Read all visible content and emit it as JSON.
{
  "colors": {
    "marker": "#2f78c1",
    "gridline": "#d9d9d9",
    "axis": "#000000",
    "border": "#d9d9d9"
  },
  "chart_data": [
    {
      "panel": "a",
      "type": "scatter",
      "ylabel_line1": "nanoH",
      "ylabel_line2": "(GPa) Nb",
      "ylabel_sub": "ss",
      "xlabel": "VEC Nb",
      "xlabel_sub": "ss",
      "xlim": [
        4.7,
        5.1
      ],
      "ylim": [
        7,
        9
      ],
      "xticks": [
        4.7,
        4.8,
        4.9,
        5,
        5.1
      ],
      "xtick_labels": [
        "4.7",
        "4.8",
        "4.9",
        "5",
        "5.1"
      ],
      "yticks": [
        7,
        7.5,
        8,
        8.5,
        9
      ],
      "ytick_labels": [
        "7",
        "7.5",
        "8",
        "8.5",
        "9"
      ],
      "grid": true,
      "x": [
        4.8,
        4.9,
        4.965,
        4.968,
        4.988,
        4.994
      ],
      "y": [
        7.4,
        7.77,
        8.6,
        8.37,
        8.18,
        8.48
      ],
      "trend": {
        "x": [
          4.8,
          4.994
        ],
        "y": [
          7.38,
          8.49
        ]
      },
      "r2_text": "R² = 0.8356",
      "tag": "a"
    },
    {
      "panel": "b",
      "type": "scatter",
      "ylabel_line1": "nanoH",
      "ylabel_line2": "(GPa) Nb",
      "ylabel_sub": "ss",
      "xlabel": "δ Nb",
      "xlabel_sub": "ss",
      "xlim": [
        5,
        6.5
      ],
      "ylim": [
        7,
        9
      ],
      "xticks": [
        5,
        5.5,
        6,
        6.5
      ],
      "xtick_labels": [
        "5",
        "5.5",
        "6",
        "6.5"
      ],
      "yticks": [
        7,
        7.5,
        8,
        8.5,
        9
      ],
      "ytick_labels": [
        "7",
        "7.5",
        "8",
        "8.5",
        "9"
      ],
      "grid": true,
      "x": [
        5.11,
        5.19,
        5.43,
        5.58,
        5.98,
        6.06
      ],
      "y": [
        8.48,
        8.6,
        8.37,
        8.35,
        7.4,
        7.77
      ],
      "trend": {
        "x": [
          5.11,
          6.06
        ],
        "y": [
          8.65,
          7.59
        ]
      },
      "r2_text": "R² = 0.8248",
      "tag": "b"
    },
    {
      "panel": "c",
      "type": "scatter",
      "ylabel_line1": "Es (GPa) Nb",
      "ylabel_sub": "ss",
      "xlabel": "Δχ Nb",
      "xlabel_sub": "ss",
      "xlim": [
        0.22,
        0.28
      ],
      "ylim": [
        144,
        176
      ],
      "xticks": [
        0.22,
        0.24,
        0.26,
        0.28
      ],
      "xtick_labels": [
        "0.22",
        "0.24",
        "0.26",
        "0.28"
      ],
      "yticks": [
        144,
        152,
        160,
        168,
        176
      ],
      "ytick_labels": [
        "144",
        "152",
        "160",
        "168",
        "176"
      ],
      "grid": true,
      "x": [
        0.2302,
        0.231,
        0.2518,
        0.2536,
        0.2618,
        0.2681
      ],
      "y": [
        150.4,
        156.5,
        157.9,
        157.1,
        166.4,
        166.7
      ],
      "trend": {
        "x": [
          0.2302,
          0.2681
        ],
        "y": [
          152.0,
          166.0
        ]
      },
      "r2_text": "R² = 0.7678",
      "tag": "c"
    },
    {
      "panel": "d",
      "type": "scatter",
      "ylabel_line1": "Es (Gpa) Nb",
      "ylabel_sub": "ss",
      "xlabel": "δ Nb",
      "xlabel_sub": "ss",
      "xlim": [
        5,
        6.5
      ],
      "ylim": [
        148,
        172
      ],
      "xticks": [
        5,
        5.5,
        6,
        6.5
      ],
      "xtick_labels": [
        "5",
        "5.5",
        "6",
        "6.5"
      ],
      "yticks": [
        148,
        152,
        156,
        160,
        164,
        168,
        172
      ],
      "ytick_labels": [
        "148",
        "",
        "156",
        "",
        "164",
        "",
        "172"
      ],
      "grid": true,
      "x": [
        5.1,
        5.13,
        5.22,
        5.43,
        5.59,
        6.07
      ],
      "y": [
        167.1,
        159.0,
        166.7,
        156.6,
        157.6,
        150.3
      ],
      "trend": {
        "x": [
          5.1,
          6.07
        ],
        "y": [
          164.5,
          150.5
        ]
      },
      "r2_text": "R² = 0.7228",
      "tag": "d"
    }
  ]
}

WHAT TO WORK ON
Return every record, word for word.

TASK RESULT
Read all visible content and emit it as JSON.
{
  "colors": {
    "marker": "#2f78c1",
    "gridline": "#d9d9d9",
    "axis": "#000000",
    "border": "#d9d9d9"
  },
  "chart_data": [
    {
      "panel": "a",
      "type": "scatter",
      "ylabel_line1": "nanoH",
      "ylabel_line2": "(GPa) Nb",
      "ylabel_sub": "ss",
      "xlabel": "VEC Nb",
      "xlabel_sub": "ss",
      "xlim": [
        4.7,
        5.1
      ],
      "ylim": [
        7,
        9
      ],
      "xticks": [
        4.7,
        4.8,
        4.9,
        5,
        5.1
      ],
      "xtick_labels": [
        "4.7",
        "4.8",
        "4.9",
        "5",
        "5.1"
      ],
      "yticks": [
        7,
        7.5,
        8,
        8.5,
        9
      ],
      "ytick_labels": [
        "7",
        "7.5",
        "8",
        "8.5",
        "9"
      ],
      "grid": true,
      "x": [
        4.8,
        4.9,
        4.965,
        4.968,
        4.988,
        4.994
      ],
      "y": [
        7.4,
        7.77,
        8.6,
        8.37,
        8.18,
        8.48
      ],
      "trend": {
        "x": [
          4.8,
          4.994
        ],
        "y": [
          7.38,
          8.49
        ]
      },
      "r2_text": "R² = 0.8356",
      "tag": "a"
    },
    {
      "panel": "b",
      "type": "scatter",
      "ylabel_line1": "nanoH",
      "ylabel_line2": "(GPa) Nb",
      "ylabel_sub": "ss",
      "xlabel": "δ Nb",
      "xlabel_sub": "ss",
      "xlim": [
        5,
        6.5
      ],
      "ylim": [
        7,
        9
      ],
      "xticks": [
        5,
        5.5,
        6,
        6.5
      ],
      "xtick_labels": [
        "5",
        "5.5",
        "6",
        "6.5"
      ],
      "yticks": [
        7,
        7.5,
        8,
        8.5,
        9
      ],
      "ytick_labels": [
        "7",
        "7.5",
        "8",
        "8.5",
        "9"
      ],
      "grid": true,
      "x": [
        5.11,
        5.19,
        5.43,
        5.58,
        5.98,
        6.06
      ],
      "y": [
        8.48,
        8.6,
        8.37,
        8.35,
        7.4,
        7.77
      ],
      "trend": {
        "x": [
          5.11,
          6.06
        ],
        "y": [
          8.65,
          7.59
        ]
      },
      "r2_text": "R² = 0.8248",
      "tag": "b"
    },
    {
      "panel": "c",
      "type": "scatter",
      "ylabel_line1": "Es (GPa) Nb",
      "ylabel_sub": "ss",
      "xlabel": "Δχ Nb",
      "xlabel_sub": "ss",
      "xlim": [
        0.22,
        0.28
      ],
      "ylim": [
        144,
        176
      ],
      "xticks": [
        0.22,
        0.24,
        0.26,
        0.28
      ],
      "xtick_labels": [
        "0.22",
        "0.24",
        "0.26",
        "0.28"
      ],
      "yticks": [
        144,
        152,
        160,
        168,
        176
      ],
      "ytick_labels": [
        "144",
        "152",
        "160",
        "168",
        "176"
      ],
      "grid": true,
      "x": [
        0.2302,
        0.231,
        0.2518,
        0.2536,
        0.2618,
        0.2681
      ],
      "y": [
        150.4,
        156.5,
        157.9,
        157.1,
        166.4,
        166.7
      ],
      "trend": {
        "x": [
          0.2302,
          0.2681
        ],
        "y": [
          152.0,
          166.0
        ]
      },
      "r2_text": "R² = 0.7678",
      "tag": "c"
    },
    {
      "panel": "d",
      "type": "scatter",
      "ylabel_line1": "Es (Gpa) Nb",
      "ylabel_sub": "ss",
      "xlabel": "δ Nb",
      "xlabel_sub": "ss",
      "xlim": [
        5,
        6.5
      ],
      "ylim": [
        148,
        172
      ],
      "xticks": [
        5,
        5.5,
        6,
        6.5
      ],
      "xtick_labels": [
        "5",
        "5.5",
        "6",
        "6.5"
      ],
      "yticks": [
        148,
        152,
        156,
        160,
        164,
        168,
        172
      ],
      "ytick_labels": [
        "148",
        "",
        "156",
        "",
        "164",
        "",
        "172"
      ],
      "grid": true,
      "x": [
        5.1,
        5.13,
        5.22,
        5.43,
        5.59,
        6.07
      ],
      "y": [
        167.1,
        159.0,
        166.7,
        156.6,
        157.6,
        150.3
      ],
      "trend": {
        "x": [
          5.1,
          6.07
        ],
        "y": [
          164.5,
          150.5
        ]
      },
      "r2_text": "R² = 0.7228",
      "tag": "d"
    }
  ]
}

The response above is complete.